## STORED DATA
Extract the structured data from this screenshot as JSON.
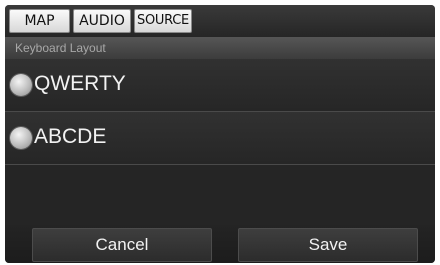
{
  "tabs": [
    {
      "label": "MAP"
    },
    {
      "label": "AUDIO"
    },
    {
      "label": "SOURCE"
    }
  ],
  "section": {
    "title": "Keyboard Layout"
  },
  "options": [
    {
      "label": "QWERTY",
      "icon": "radio-button-icon"
    },
    {
      "label": "ABCDE",
      "icon": "radio-button-icon"
    }
  ],
  "buttons": {
    "cancel": "Cancel",
    "save": "Save"
  }
}
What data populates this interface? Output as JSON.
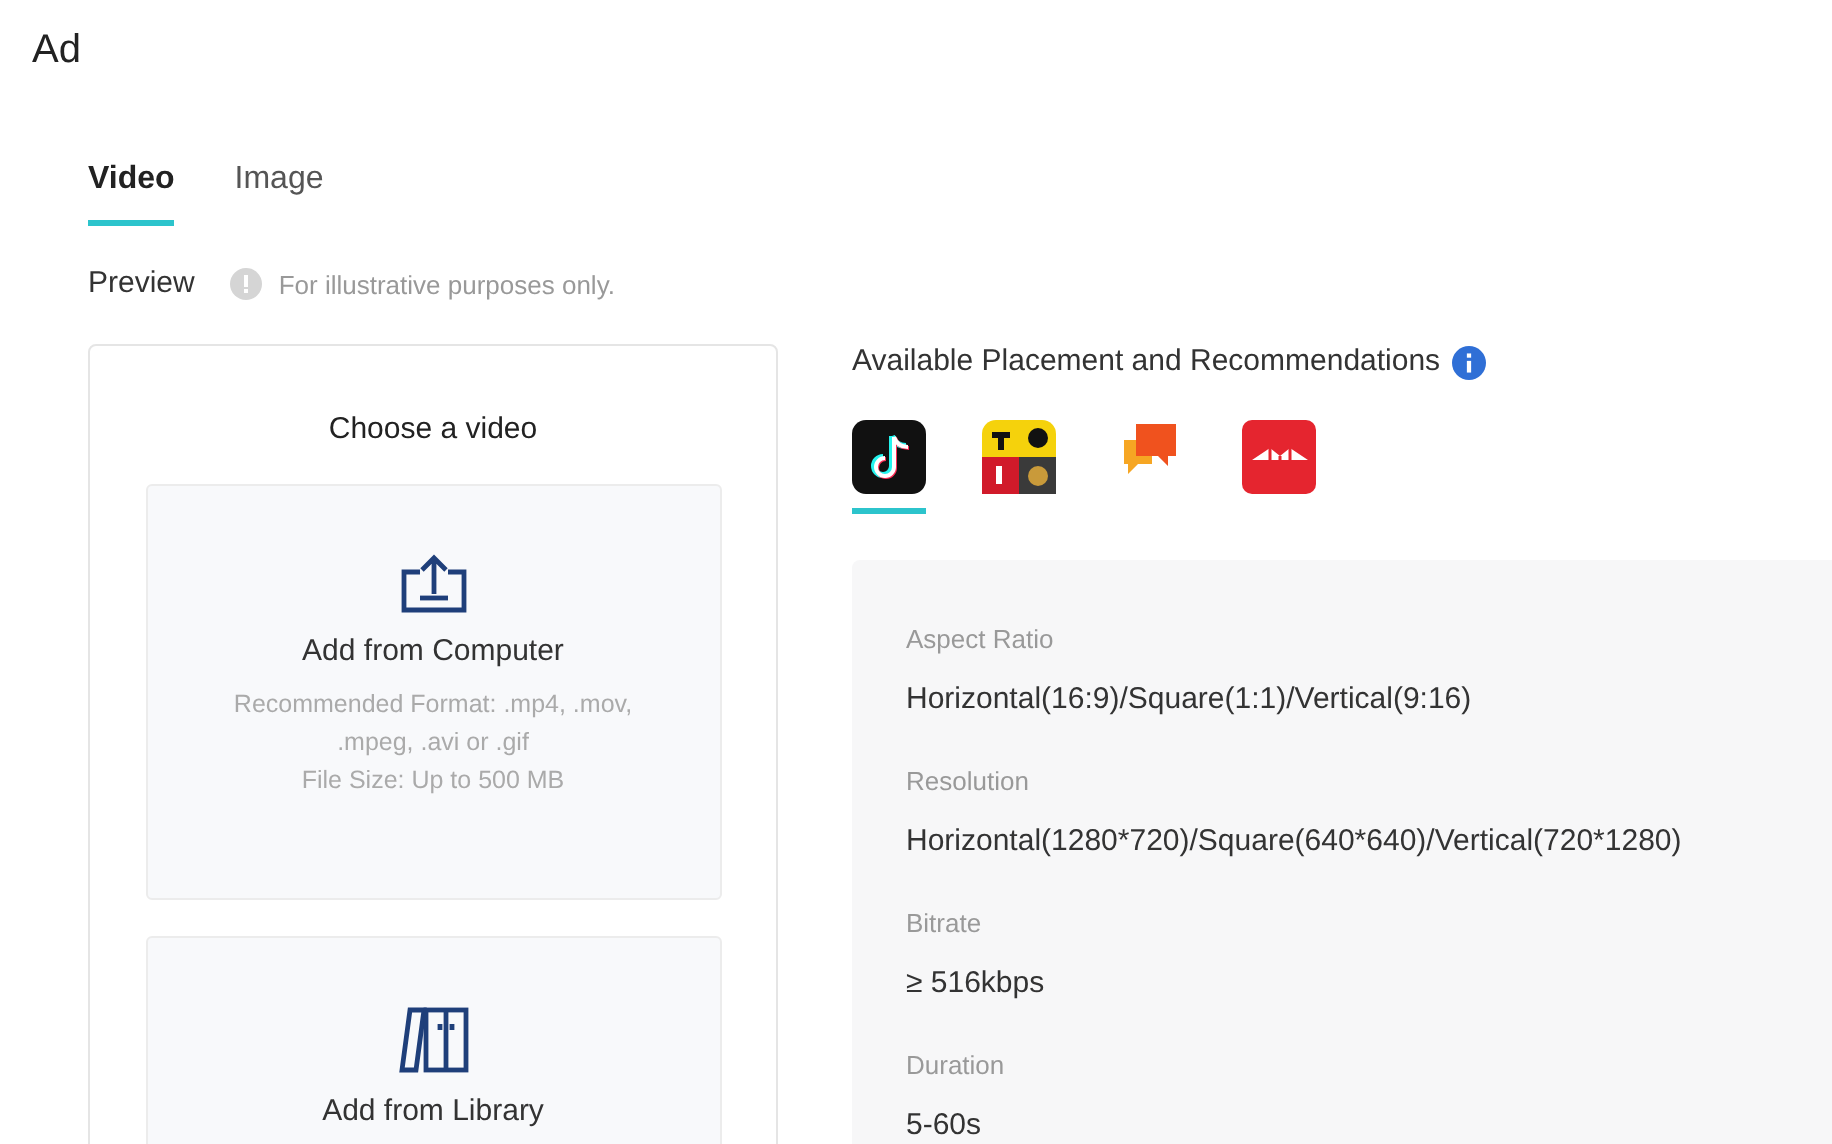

## DESCRIPTION OF THE TASK
Write the records above out again exactly, with no pictures in your copy.

## WORKED ANSWER
Extract the structured data from this screenshot as JSON.
{
  "tabs": [
    {
      "label": "MAP"
    },
    {
      "label": "AUDIO"
    },
    {
      "label": "SOURCE"
    }
  ],
  "section": {
    "title": "Keyboard Layout"
  },
  "options": [
    {
      "label": "QWERTY",
      "icon": "radio-button-icon"
    },
    {
      "label": "ABCDE",
      "icon": "radio-button-icon"
    }
  ],
  "buttons": {
    "cancel": "Cancel",
    "save": "Save"
  }
}
What data populates this interface? Output as JSON.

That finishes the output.